--- RECORD SET ---
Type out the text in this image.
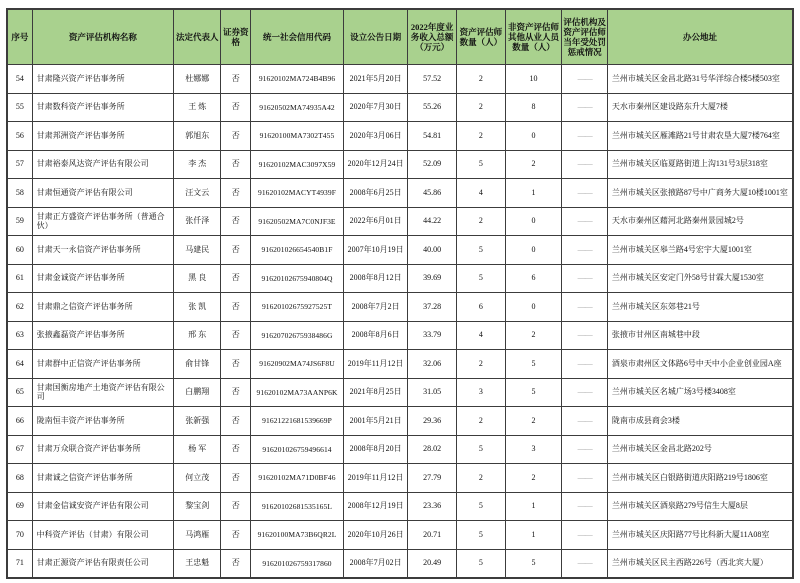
序号	资产评估机构名称	法定代表人	证券资格	统一社会信用代码	设立公告日期	2022年度业务收入总额（万元）	资产评估师数量（人）	非资产评估师其他从业人员数量（人）	评估机构及资产评估师当年受处罚惩戒情况	办公地址
54	甘肃隆兴资产评估事务所	杜娜娜	否	91620102MA724B4B96	2021年5月20日	57.52	2	10	——	兰州市城关区金昌北路31号华洋综合楼5楼503室
55	甘肃数科资产评估事务所	王 炼	否	91620502MA74935A42	2020年7月30日	55.26	2	8	——	天水市秦州区建设路东升大厦7楼
56	甘肃邦洲资产评估事务所	郭旭东	否	91620100MA7302T455	2020年3月06日	54.81	2	0	——	兰州市城关区雁滩路21号甘肃农垦大厦7楼764室
57	甘肃裕泰风达资产评估有限公司	李 杰	否	91620102MAC3097X59	2020年12月24日	52.09	5	2	——	兰州市城关区临夏路街道上沟131号3层318室
58	甘肃恒通资产评估有限公司	汪文云	否	91620102MACYT4939F	2008年6月25日	45.86	4	1	——	兰州市城关区张掖路87号中广商务大厦10楼1001室
59	甘肃正方盛资产评估事务所（普通合伙）	张仟泽	否	91620502MA7C0NJF3E	2022年6月01日	44.22	2	0	——	天水市秦州区藉河北路秦州景园城2号
60	甘肃天一永信资产评估事务所	马建民	否	916201026654540B1F	2007年10月19日	40.00	5	0	——	兰州市城关区皋兰路4号宏宇大厦1001室
61	甘肃金诚资产评估事务所	黑 良	否	91620102675940804Q	2008年8月12日	39.69	5	6	——	兰州市城关区安定门外58号甘霖大厦1530室
62	甘肃鼎之信资产评估事务所	张 凯	否	91620102675927525T	2008年7月2日	37.28	6	0	——	兰州市城关区东郊巷21号
63	张掖鑫磊资产评估事务所	邢 东	否	91620702675938486G	2008年8月6日	33.79	4	2	——	张掖市甘州区南城巷中段
64	甘肃群中正信资产评估事务所	俞甘锋	否	91620902MA74JS6F8U	2019年11月12日	32.06	2	5	——	酒泉市肃州区文体路6号中天中小企业创业园A座
65	甘肃国衡房地产土地资产评估有限公司	白鹏翔	否	91620102MA73AANP6K	2021年8月25日	31.05	3	5	——	兰州市城关区名城广场3号楼3408室
66	陇南恒丰资产评估事务所	张新强	否	91621221681539669P	2001年5月21日	29.36	2	2	——	陇南市成县商会3楼
67	甘肃万众联合资产评估事务所	杨 军	否	916201026759496614	2008年8月20日	28.02	5	3	——	兰州市城关区金昌北路202号
68	甘肃诚之信资产评估事务所	何立茂	否	91620102MA71D0BF46	2019年11月12日	27.79	2	2	——	兰州市城关区白银路街道庆阳路219号1806室
69	甘肃金信诚安资产评估有限公司	黎宝剑	否	91620102681535165L	2008年12月19日	23.36	5	1	——	兰州市城关区酒泉路279号信生大厦8层
70	中科资产评估（甘肃）有限公司	马鸿雁	否	91620100MA73B6QR2L	2020年10月26日	20.71	5	1	——	兰州市城关区庆阳路77号比科新大厦11A08室
71	甘肃正源资产评估有限责任公司	王忠魁	否	916201026759317860	2008年7月02日	20.49	5	5	——	兰州市城关区民主西路226号（西北宾大厦）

--- STATED PROBLEM ---
Write out each entry exactly as given, omitting any picture.

--- THE COMPLETED TASK ---
Type out the text in this image.
序号	资产评估机构名称	法定代表人	证券资格	统一社会信用代码	设立公告日期	2022年度业务收入总额（万元）	资产评估师数量（人）	非资产评估师其他从业人员数量（人）	评估机构及资产评估师当年受处罚惩戒情况	办公地址
54	甘肃隆兴资产评估事务所	杜娜娜	否	91620102MA724B4B96	2021年5月20日	57.52	2	10	——	兰州市城关区金昌北路31号华洋综合楼5楼503室
55	甘肃数科资产评估事务所	王 炼	否	91620502MA74935A42	2020年7月30日	55.26	2	8	——	天水市秦州区建设路东升大厦7楼
56	甘肃邦洲资产评估事务所	郭旭东	否	91620100MA7302T455	2020年3月06日	54.81	2	0	——	兰州市城关区雁滩路21号甘肃农垦大厦7楼764室
57	甘肃裕泰风达资产评估有限公司	李 杰	否	91620102MAC3097X59	2020年12月24日	52.09	5	2	——	兰州市城关区临夏路街道上沟131号3层318室
58	甘肃恒通资产评估有限公司	汪文云	否	91620102MACYT4939F	2008年6月25日	45.86	4	1	——	兰州市城关区张掖路87号中广商务大厦10楼1001室
59	甘肃正方盛资产评估事务所（普通合伙）	张仟泽	否	91620502MA7C0NJF3E	2022年6月01日	44.22	2	0	——	天水市秦州区藉河北路秦州景园城2号
60	甘肃天一永信资产评估事务所	马建民	否	916201026654540B1F	2007年10月19日	40.00	5	0	——	兰州市城关区皋兰路4号宏宇大厦1001室
61	甘肃金诚资产评估事务所	黑 良	否	91620102675940804Q	2008年8月12日	39.69	5	6	——	兰州市城关区安定门外58号甘霖大厦1530室
62	甘肃鼎之信资产评估事务所	张 凯	否	91620102675927525T	2008年7月2日	37.28	6	0	——	兰州市城关区东郊巷21号
63	张掖鑫磊资产评估事务所	邢 东	否	91620702675938486G	2008年8月6日	33.79	4	2	——	张掖市甘州区南城巷中段
64	甘肃群中正信资产评估事务所	俞甘锋	否	91620902MA74JS6F8U	2019年11月12日	32.06	2	5	——	酒泉市肃州区文体路6号中天中小企业创业园A座
65	甘肃国衡房地产土地资产评估有限公司	白鹏翔	否	91620102MA73AANP6K	2021年8月25日	31.05	3	5	——	兰州市城关区名城广场3号楼3408室
66	陇南恒丰资产评估事务所	张新强	否	91621221681539669P	2001年5月21日	29.36	2	2	——	陇南市成县商会3楼
67	甘肃万众联合资产评估事务所	杨 军	否	916201026759496614	2008年8月20日	28.02	5	3	——	兰州市城关区金昌北路202号
68	甘肃诚之信资产评估事务所	何立茂	否	91620102MA71D0BF46	2019年11月12日	27.79	2	2	——	兰州市城关区白银路街道庆阳路219号1806室
69	甘肃金信诚安资产评估有限公司	黎宝剑	否	91620102681535165L	2008年12月19日	23.36	5	1	——	兰州市城关区酒泉路279号信生大厦8层
70	中科资产评估（甘肃）有限公司	马鸿雁	否	91620100MA73B6QR2L	2020年10月26日	20.71	5	1	——	兰州市城关区庆阳路77号比科新大厦11A08室
71	甘肃正源资产评估有限责任公司	王忠魁	否	916201026759317860	2008年7月02日	20.49	5	5	——	兰州市城关区民主西路226号（西北宾大厦）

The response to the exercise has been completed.